• _TASK MATERIAL_:
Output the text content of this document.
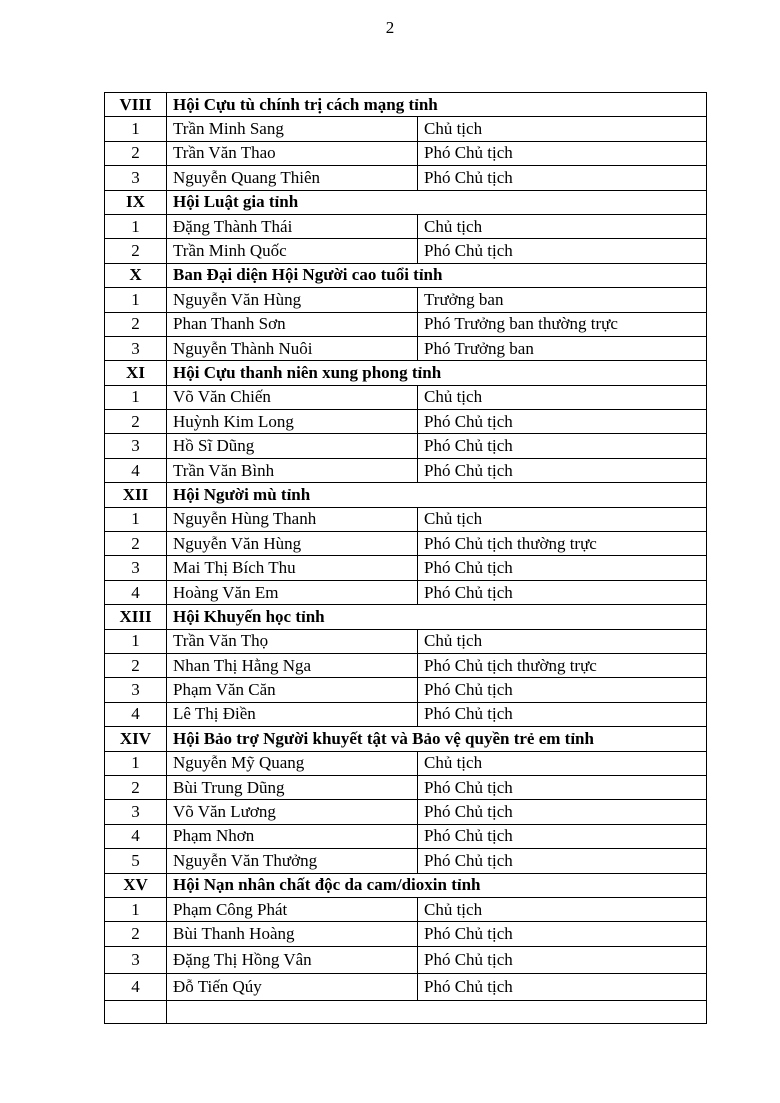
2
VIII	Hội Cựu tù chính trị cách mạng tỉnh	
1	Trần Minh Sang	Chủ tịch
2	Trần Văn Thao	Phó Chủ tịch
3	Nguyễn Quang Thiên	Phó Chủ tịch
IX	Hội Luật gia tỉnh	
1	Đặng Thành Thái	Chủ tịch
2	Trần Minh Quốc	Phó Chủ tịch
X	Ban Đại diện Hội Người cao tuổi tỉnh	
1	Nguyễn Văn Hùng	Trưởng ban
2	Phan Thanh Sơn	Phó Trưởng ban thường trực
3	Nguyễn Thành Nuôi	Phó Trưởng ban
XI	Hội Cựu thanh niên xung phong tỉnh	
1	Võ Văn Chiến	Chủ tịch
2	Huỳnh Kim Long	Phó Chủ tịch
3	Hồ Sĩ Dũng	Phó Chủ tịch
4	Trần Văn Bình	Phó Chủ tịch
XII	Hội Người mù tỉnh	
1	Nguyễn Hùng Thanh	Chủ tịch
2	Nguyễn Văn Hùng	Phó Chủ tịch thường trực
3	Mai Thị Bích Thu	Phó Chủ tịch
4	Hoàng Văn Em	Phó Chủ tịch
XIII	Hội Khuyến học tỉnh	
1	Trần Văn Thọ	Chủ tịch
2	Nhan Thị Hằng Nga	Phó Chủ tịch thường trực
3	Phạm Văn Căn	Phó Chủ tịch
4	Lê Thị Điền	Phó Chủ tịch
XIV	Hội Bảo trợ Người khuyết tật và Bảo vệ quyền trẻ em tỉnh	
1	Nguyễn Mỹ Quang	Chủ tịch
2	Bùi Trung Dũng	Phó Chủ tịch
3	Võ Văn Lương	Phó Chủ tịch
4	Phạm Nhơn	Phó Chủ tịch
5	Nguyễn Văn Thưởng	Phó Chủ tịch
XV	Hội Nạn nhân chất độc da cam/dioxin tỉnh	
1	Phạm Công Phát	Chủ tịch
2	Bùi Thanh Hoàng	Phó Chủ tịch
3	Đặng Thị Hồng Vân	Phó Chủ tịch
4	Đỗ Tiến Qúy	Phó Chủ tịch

• _SET EXERCISE_: Looking at the records above, say how many lines hold the string "Dũng". Write nothing but the number.

• _ANSWER TO THE TASK_: 2